## begin ITEMS

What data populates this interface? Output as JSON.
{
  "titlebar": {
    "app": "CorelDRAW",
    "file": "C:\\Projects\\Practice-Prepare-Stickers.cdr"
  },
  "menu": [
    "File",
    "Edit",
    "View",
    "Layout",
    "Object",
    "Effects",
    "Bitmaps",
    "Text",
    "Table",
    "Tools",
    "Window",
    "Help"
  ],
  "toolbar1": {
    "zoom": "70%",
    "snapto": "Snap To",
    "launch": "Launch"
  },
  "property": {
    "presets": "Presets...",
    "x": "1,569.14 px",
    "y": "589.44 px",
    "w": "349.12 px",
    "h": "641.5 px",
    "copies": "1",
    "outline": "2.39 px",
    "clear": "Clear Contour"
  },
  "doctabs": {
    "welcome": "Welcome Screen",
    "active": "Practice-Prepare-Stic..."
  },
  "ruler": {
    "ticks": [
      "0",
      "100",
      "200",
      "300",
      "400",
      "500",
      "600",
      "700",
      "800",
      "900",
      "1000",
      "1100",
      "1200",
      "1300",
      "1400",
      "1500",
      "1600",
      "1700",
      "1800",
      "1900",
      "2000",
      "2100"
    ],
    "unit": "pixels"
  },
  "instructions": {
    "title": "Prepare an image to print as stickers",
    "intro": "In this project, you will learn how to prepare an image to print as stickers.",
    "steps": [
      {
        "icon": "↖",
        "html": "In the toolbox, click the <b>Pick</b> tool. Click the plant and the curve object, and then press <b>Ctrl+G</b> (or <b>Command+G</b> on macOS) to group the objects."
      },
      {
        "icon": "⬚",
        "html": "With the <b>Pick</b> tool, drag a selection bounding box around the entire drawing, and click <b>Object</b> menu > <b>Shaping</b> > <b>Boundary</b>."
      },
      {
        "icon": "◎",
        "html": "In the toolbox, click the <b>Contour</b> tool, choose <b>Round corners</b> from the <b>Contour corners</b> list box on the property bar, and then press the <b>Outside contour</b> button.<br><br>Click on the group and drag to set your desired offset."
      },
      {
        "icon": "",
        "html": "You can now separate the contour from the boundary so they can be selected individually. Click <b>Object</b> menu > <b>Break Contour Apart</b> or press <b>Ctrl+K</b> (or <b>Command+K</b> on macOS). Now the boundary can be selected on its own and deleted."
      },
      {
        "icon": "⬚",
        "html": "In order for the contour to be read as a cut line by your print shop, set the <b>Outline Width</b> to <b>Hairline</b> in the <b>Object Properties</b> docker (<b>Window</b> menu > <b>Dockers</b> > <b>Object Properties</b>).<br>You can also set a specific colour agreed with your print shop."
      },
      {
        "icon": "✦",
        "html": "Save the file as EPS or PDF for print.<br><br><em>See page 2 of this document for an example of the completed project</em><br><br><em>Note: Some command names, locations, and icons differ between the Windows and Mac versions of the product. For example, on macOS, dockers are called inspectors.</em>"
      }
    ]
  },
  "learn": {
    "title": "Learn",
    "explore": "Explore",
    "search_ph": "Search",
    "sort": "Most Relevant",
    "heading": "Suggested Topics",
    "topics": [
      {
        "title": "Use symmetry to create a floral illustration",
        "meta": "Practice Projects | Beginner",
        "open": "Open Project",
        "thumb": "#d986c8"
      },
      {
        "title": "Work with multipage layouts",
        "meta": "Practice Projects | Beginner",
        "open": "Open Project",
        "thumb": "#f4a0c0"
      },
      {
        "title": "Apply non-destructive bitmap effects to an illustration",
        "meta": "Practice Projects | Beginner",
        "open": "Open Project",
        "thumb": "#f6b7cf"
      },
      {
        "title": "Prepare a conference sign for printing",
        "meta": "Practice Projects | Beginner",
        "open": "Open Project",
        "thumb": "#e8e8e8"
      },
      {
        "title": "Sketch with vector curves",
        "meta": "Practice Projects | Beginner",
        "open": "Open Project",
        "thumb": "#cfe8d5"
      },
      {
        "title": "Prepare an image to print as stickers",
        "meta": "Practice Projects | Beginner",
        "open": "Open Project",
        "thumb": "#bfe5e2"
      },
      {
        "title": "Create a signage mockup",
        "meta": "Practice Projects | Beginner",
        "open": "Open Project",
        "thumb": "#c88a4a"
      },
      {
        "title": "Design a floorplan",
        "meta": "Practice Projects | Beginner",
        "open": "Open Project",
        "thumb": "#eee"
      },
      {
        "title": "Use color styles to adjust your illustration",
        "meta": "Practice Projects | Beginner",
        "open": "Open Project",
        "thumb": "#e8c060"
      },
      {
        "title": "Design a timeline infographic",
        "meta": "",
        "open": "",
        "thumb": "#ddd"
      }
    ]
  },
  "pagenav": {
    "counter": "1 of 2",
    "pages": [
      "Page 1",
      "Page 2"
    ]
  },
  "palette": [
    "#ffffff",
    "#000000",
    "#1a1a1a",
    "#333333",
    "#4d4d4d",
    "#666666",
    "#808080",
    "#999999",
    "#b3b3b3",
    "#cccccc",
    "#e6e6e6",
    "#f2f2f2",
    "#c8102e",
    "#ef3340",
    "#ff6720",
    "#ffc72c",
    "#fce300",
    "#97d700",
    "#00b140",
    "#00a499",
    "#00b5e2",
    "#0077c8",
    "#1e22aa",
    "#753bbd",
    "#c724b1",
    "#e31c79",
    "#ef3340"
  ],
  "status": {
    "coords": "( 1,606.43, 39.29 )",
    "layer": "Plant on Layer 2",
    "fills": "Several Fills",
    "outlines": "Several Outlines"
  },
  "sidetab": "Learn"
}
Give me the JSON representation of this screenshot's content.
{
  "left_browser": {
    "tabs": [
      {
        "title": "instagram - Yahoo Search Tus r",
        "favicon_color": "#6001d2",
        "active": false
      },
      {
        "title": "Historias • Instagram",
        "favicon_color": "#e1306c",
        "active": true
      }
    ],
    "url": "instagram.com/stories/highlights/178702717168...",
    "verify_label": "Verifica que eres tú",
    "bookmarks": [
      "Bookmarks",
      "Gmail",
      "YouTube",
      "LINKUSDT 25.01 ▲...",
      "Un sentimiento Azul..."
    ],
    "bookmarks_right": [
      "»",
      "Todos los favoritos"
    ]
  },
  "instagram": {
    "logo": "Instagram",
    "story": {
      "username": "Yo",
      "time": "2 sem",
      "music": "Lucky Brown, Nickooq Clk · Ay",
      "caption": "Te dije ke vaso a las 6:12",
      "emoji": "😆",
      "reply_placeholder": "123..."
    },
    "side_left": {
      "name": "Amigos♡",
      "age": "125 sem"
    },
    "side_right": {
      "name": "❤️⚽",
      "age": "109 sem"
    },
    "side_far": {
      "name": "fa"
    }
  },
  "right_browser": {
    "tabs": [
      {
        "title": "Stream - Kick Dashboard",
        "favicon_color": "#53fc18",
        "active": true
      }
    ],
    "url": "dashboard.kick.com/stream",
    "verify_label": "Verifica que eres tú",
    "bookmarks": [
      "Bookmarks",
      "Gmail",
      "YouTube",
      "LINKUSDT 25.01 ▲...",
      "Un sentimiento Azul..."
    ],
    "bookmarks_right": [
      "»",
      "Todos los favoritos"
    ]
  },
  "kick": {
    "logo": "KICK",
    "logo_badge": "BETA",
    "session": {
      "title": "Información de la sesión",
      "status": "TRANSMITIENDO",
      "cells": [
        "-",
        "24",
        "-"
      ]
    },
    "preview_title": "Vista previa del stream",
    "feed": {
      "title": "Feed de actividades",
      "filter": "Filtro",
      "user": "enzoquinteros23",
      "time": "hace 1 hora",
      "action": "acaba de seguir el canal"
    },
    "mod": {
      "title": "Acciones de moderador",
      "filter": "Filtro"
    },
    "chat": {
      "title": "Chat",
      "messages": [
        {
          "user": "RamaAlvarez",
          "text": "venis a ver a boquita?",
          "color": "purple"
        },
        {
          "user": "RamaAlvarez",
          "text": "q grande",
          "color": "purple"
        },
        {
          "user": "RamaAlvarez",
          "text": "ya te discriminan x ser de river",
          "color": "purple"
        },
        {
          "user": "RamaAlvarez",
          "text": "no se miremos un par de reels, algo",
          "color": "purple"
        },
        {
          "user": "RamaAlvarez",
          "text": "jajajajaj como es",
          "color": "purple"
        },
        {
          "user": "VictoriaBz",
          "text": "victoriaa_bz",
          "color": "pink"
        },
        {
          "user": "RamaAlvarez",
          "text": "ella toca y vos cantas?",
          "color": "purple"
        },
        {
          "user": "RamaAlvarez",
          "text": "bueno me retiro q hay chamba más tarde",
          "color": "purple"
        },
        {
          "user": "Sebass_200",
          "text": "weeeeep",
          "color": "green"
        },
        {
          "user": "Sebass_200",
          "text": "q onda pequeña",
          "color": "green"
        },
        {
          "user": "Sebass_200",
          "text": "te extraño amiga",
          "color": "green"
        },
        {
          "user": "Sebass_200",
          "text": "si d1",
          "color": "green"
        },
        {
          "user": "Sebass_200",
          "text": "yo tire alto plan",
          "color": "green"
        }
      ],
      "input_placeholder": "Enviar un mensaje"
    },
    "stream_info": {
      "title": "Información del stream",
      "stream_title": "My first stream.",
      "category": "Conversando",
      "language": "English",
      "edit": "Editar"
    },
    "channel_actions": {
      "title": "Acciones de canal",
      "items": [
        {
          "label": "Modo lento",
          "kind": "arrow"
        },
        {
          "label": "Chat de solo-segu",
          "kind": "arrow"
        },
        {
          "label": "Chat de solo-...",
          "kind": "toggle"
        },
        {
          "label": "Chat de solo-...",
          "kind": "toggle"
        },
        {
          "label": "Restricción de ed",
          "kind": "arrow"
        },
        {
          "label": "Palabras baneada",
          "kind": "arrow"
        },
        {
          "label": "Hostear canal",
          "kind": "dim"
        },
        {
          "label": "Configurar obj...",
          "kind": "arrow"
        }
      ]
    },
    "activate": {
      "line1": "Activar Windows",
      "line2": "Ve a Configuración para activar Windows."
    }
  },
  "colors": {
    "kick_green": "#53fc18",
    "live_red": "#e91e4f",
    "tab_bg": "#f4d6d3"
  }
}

## end ITEMS

Determine how many lines include the word "thumb" and report that number by itself.

10